**** DATA PROVIDED

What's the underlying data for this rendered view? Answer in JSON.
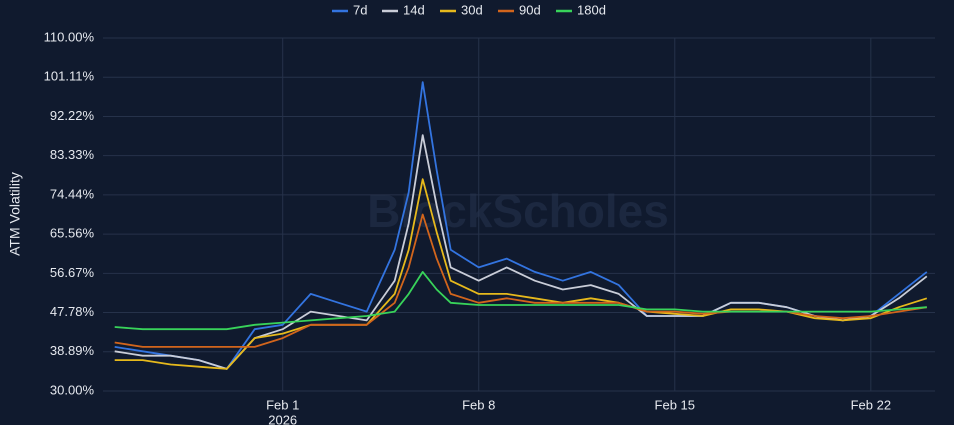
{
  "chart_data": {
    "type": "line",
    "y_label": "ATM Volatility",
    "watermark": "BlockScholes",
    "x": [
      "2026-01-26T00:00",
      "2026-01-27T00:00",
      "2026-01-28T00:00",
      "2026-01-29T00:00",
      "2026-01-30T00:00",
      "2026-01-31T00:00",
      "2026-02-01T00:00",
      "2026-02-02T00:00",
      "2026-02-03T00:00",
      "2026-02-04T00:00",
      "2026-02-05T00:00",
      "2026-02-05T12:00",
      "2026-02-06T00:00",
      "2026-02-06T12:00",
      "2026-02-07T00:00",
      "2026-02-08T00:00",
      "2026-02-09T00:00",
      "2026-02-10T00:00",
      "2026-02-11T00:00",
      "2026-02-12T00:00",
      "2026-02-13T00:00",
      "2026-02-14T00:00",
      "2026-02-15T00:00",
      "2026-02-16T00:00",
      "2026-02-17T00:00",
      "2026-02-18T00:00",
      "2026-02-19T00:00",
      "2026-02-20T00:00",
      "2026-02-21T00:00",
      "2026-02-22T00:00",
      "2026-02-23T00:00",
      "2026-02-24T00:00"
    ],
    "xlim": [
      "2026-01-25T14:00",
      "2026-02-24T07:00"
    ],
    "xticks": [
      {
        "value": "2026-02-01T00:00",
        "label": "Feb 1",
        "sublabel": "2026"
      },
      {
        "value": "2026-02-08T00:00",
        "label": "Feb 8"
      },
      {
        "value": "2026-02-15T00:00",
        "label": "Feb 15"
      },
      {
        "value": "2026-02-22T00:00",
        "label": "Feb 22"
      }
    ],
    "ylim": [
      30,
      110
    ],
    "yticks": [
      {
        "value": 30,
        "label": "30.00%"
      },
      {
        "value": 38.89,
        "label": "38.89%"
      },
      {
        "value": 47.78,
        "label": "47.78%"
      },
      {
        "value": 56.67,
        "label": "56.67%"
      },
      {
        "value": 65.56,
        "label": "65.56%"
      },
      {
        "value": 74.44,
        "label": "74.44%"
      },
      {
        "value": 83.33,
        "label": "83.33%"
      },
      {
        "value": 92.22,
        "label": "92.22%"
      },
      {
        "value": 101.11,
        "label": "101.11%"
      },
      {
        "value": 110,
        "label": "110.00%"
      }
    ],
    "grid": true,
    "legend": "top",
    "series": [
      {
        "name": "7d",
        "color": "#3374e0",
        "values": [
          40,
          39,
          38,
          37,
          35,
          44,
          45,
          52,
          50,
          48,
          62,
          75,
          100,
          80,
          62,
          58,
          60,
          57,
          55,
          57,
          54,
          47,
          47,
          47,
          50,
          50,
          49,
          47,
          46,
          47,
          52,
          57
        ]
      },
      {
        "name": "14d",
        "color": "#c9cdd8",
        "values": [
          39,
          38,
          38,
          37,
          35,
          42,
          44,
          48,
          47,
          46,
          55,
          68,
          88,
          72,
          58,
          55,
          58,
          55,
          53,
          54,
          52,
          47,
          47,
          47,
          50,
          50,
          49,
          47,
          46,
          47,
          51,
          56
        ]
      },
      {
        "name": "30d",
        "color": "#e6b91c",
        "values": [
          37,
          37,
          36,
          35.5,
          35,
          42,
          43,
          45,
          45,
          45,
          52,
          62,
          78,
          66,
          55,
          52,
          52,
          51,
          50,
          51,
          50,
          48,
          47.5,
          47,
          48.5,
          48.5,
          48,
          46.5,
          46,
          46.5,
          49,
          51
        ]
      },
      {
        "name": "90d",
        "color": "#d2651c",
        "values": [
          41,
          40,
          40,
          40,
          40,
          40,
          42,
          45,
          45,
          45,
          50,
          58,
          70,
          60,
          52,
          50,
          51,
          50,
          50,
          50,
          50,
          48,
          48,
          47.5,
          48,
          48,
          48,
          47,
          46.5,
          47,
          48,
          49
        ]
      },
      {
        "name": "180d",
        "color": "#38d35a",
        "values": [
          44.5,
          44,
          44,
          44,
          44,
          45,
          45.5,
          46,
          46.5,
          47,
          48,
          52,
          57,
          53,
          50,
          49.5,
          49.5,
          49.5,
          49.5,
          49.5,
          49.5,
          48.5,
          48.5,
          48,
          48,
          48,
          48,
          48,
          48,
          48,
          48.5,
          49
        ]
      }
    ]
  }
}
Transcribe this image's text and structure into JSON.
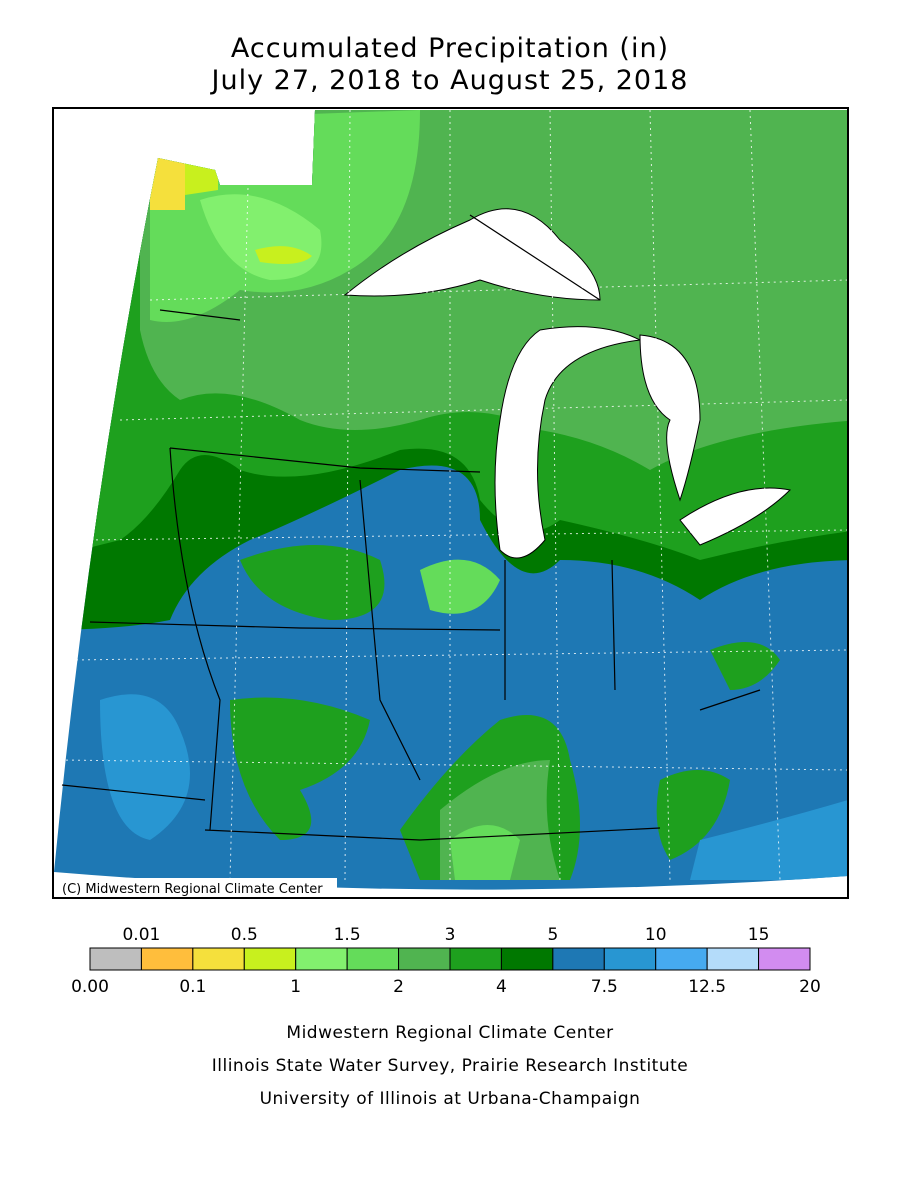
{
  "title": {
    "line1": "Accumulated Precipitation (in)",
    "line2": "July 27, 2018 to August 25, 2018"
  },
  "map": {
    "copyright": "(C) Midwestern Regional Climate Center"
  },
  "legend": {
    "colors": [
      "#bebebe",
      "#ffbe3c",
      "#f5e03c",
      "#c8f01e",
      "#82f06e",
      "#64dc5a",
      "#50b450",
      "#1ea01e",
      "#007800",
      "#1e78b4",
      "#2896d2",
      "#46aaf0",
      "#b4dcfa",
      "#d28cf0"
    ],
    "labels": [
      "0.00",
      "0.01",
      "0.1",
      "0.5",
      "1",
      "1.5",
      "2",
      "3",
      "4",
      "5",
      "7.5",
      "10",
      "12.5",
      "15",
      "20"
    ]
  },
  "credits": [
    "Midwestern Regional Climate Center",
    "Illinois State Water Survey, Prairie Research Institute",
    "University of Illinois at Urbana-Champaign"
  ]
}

********

TASK STATEMENT
Where a line above contains the word "name", copy that line.

CORRECT ANSWER
        "name": "7d",
        "name": "14d",
        "name": "30d",
        "name": "90d",
        "name": "180d",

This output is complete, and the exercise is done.